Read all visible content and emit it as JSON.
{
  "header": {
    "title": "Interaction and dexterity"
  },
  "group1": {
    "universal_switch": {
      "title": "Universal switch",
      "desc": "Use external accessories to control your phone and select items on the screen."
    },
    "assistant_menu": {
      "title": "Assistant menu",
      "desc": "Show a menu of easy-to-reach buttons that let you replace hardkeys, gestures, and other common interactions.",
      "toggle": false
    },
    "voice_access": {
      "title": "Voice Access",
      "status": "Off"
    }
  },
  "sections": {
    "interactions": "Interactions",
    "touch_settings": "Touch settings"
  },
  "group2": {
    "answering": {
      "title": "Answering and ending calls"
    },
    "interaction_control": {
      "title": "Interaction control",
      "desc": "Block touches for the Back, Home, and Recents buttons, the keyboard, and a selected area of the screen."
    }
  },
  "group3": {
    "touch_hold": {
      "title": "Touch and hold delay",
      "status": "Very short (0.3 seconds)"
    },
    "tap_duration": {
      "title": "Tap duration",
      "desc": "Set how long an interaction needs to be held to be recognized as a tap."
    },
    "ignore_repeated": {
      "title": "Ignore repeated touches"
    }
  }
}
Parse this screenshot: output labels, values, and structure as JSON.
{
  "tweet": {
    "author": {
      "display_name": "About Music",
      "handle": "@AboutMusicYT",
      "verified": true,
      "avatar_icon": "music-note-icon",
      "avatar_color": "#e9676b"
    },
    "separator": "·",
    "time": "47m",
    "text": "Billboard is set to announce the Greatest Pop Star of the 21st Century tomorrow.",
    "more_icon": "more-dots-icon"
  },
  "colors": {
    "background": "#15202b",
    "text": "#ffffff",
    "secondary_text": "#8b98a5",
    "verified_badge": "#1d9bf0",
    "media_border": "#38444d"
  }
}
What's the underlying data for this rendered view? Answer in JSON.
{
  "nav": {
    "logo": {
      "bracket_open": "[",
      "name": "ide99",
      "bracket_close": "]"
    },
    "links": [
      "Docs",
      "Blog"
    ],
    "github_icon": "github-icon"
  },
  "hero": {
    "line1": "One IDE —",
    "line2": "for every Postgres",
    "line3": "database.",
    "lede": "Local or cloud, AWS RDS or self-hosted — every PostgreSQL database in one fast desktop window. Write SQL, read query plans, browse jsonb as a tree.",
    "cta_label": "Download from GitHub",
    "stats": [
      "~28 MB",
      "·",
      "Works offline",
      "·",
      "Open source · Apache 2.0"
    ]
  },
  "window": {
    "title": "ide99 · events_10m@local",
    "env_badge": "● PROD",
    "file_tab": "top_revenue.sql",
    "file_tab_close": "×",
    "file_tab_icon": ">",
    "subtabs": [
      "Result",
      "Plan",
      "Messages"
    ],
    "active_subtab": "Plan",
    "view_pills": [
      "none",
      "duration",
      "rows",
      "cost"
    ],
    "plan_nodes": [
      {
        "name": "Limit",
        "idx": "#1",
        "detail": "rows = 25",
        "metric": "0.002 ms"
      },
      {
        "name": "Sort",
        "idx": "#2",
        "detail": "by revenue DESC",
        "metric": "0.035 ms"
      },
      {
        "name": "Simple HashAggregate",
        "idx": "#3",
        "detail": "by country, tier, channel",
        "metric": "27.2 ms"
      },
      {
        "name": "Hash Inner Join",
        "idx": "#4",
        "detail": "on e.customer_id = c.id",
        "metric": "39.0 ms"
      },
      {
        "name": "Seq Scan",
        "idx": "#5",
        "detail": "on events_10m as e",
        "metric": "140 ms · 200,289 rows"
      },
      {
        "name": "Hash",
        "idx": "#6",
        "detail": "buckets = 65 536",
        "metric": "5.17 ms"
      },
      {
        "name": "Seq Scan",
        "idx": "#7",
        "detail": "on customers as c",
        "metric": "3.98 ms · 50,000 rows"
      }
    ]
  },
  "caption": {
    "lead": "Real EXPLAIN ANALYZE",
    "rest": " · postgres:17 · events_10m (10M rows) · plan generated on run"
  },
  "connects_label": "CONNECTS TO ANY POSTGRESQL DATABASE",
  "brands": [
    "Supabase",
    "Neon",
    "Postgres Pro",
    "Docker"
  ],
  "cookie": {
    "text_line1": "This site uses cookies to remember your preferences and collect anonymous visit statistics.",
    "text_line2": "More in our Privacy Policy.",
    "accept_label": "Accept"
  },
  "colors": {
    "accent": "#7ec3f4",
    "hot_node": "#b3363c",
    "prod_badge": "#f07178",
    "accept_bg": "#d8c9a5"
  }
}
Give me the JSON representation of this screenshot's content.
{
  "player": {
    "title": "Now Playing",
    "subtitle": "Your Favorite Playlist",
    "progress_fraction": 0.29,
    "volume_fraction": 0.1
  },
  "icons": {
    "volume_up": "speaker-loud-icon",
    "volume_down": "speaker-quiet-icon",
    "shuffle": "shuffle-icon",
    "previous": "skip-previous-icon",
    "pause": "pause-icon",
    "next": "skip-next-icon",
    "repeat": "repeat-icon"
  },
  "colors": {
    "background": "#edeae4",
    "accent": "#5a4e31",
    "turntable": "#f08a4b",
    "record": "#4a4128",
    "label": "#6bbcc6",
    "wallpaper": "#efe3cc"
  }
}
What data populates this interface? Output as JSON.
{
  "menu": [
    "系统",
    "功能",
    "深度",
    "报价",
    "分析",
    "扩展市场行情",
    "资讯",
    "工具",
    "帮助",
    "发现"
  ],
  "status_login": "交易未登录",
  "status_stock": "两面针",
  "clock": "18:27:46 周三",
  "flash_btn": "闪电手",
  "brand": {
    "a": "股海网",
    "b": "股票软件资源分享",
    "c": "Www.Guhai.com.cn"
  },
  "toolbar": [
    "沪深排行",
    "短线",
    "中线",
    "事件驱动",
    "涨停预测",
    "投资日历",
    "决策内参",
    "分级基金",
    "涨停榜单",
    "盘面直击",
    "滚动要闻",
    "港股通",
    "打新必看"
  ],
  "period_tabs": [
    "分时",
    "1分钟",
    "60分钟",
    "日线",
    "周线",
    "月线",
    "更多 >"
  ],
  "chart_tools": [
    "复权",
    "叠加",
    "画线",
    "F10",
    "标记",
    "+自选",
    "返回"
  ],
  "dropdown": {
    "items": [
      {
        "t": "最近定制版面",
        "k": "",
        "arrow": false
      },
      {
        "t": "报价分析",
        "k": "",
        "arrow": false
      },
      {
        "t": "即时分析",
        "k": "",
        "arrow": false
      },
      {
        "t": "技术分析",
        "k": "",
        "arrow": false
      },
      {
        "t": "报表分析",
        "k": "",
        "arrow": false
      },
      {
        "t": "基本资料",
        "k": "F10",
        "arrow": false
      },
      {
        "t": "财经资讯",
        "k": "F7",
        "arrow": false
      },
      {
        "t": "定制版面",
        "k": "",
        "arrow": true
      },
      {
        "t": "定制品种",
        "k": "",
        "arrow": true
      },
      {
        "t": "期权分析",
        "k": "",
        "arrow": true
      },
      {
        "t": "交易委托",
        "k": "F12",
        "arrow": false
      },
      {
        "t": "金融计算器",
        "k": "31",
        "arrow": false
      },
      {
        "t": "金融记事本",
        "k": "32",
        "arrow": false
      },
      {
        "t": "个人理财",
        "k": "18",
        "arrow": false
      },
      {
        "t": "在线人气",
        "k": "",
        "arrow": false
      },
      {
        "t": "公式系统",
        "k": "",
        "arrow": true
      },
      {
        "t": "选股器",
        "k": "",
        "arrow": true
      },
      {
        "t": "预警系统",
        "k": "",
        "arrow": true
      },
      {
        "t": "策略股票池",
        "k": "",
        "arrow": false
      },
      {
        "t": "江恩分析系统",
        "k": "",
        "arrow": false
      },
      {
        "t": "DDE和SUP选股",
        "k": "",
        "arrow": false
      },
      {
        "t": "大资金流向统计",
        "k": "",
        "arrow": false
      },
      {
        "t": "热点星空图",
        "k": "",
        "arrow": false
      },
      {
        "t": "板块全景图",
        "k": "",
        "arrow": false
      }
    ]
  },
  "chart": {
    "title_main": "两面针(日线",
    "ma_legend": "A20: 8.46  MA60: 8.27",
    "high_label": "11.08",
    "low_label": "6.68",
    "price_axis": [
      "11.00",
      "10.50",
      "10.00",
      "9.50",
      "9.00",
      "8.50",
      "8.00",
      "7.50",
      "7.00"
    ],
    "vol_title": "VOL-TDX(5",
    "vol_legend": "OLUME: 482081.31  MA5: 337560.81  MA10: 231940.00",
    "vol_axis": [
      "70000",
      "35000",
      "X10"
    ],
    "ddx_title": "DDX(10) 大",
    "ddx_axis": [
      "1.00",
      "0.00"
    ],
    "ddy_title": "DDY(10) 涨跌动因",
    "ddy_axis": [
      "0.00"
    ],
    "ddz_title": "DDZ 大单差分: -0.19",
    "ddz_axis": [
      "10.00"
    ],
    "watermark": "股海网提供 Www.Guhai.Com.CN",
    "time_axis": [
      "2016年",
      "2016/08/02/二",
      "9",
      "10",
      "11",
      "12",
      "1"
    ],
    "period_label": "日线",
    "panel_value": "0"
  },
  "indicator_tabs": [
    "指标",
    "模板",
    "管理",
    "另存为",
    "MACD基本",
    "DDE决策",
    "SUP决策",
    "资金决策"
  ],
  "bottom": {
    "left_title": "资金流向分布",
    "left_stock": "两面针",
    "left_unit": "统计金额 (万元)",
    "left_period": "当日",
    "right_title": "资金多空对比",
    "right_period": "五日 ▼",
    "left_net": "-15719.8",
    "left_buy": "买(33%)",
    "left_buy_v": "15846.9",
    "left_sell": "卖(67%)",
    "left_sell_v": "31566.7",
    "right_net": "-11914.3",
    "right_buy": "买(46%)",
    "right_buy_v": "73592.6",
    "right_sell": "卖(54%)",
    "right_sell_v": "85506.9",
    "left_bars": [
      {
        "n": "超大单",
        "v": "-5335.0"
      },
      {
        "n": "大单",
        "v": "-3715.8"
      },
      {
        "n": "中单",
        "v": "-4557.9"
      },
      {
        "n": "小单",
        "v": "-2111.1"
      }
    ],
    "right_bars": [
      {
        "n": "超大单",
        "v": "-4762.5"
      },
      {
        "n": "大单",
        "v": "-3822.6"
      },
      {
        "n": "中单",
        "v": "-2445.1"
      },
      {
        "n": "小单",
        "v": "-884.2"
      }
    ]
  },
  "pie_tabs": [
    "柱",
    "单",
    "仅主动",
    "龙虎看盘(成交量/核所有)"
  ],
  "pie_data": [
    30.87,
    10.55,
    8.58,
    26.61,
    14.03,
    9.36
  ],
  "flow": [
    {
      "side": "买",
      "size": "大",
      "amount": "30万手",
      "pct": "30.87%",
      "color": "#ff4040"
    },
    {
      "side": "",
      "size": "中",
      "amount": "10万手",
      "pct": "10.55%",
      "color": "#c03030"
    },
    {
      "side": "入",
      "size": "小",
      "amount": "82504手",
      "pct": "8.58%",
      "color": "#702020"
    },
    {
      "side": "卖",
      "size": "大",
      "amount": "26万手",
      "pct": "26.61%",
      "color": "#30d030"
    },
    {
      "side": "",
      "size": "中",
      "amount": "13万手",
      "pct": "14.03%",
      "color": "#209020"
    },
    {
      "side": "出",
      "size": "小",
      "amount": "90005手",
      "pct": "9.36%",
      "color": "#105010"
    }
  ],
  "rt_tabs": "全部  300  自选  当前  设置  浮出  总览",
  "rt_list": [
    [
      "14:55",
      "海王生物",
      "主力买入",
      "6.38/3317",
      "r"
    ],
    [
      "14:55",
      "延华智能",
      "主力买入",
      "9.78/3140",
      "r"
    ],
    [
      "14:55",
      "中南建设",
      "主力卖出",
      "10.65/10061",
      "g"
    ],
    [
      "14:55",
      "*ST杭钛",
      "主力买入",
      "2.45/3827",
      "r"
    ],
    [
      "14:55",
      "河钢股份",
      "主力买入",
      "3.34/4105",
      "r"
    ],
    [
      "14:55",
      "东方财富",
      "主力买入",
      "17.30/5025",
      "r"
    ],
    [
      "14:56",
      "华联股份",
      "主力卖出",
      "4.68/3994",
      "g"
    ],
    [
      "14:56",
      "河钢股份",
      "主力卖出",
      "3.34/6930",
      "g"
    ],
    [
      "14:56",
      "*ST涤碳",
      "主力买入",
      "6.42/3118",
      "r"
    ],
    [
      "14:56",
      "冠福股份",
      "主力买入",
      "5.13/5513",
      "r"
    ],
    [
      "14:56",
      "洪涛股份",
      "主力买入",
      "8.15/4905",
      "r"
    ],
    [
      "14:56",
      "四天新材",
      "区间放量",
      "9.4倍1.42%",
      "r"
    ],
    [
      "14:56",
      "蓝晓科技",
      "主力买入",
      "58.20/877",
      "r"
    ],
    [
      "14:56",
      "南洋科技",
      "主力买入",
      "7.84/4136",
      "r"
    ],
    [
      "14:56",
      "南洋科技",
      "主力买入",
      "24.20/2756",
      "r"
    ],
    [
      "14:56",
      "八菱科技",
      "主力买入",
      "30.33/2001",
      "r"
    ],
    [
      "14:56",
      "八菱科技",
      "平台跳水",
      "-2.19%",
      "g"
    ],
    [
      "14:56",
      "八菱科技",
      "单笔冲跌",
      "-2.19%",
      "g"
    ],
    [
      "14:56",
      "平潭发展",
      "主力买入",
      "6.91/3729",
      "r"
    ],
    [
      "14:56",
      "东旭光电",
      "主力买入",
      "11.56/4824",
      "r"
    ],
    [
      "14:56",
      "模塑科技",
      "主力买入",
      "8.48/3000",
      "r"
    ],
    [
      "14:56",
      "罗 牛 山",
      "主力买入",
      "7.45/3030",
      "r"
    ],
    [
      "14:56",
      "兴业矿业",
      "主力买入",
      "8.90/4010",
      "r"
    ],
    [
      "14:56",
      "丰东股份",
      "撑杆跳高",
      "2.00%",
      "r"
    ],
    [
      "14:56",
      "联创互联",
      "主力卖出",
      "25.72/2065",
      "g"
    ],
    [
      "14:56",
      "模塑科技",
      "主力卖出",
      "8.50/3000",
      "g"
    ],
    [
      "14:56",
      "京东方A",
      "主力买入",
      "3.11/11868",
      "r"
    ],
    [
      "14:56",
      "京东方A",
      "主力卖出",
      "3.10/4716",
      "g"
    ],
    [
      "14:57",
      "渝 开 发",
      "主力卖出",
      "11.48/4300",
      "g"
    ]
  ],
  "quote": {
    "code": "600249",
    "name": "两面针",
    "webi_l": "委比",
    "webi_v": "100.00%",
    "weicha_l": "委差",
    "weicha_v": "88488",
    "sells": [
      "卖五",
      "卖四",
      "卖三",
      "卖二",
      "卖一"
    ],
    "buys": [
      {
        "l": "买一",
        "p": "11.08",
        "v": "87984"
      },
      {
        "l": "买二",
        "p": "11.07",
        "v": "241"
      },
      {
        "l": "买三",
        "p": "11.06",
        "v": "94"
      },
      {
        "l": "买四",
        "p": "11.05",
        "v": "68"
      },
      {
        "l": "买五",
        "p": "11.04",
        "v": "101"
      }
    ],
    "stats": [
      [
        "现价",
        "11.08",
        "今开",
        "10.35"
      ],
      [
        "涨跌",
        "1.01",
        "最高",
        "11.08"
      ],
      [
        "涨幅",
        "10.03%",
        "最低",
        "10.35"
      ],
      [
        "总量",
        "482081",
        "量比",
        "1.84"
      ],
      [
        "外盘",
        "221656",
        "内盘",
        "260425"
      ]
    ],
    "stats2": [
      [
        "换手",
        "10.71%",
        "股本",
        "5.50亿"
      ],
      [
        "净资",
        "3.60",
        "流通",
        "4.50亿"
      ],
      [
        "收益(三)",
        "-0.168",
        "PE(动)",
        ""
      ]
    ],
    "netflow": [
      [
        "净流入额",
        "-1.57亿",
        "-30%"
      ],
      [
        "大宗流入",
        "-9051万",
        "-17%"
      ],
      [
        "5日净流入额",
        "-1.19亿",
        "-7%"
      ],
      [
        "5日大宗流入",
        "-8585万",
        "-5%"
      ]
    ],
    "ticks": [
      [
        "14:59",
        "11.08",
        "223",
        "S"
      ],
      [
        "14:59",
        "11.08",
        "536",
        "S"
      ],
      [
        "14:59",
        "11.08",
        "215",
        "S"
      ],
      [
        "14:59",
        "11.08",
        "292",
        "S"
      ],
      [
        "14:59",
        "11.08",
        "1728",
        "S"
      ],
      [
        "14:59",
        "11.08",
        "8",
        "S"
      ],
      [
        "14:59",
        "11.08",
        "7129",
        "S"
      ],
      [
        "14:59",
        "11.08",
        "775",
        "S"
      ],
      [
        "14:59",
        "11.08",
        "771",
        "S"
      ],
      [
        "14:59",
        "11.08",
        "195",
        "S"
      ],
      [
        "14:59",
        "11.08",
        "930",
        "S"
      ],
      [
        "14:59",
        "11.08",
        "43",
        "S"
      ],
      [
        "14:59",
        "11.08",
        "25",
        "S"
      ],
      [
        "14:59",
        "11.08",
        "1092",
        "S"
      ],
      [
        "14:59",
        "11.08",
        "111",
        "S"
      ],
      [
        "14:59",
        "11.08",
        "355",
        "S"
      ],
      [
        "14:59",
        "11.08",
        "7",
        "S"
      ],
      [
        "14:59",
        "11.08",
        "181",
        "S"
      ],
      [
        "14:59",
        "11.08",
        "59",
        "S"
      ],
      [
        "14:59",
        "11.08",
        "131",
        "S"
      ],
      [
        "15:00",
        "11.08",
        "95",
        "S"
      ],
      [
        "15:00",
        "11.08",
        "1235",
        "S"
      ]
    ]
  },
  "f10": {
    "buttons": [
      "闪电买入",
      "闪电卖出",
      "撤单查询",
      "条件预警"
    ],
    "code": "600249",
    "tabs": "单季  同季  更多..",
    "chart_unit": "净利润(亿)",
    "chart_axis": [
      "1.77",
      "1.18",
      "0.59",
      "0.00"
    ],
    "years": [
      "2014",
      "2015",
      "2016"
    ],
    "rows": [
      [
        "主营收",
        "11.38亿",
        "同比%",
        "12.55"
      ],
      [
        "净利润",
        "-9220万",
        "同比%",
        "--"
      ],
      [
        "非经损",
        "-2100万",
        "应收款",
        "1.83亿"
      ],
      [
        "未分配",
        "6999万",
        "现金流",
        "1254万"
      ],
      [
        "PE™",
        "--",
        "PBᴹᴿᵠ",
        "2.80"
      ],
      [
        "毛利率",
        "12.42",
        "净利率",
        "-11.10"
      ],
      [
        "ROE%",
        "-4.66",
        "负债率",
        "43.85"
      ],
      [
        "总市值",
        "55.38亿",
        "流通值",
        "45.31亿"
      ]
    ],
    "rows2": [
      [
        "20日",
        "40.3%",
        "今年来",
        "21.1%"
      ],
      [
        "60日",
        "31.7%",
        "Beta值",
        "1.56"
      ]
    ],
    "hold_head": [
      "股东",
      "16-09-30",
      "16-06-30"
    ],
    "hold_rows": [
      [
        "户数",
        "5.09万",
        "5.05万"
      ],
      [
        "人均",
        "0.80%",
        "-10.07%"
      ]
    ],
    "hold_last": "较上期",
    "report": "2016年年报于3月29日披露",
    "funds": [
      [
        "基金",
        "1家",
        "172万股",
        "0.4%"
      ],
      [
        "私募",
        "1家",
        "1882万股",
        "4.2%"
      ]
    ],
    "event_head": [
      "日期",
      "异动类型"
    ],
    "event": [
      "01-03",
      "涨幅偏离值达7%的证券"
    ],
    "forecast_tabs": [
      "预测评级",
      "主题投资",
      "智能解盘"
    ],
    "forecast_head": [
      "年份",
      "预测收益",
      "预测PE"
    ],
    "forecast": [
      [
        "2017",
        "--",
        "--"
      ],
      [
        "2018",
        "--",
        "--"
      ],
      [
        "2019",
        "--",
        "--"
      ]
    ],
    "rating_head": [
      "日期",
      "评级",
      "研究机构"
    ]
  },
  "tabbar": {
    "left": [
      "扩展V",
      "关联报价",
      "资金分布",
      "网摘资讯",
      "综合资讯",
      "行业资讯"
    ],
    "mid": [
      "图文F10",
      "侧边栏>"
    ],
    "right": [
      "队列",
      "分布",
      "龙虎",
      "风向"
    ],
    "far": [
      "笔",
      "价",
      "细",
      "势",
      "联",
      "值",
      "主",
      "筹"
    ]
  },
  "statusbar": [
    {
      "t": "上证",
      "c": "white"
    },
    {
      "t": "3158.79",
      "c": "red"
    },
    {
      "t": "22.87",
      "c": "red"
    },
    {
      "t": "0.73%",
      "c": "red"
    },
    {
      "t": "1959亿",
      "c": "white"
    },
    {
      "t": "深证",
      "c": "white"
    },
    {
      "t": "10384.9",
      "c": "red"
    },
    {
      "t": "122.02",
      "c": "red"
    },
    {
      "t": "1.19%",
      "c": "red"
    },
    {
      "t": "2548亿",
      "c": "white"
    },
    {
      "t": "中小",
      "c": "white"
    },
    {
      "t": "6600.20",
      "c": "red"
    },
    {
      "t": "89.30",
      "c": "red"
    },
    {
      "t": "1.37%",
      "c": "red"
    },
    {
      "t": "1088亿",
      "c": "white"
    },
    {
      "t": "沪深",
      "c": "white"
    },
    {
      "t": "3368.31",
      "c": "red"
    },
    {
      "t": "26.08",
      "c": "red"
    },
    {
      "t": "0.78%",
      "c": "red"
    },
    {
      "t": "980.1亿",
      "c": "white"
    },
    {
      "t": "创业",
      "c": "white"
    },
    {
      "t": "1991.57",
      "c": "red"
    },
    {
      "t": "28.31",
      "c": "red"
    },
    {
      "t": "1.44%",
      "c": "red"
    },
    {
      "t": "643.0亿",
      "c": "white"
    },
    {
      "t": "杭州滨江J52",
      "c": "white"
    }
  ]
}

_Problem statement:_ Look through the material and copy each line that has "skip".

_Answer to the task:_
    "previous": "skip-previous-icon",
    "next": "skip-next-icon",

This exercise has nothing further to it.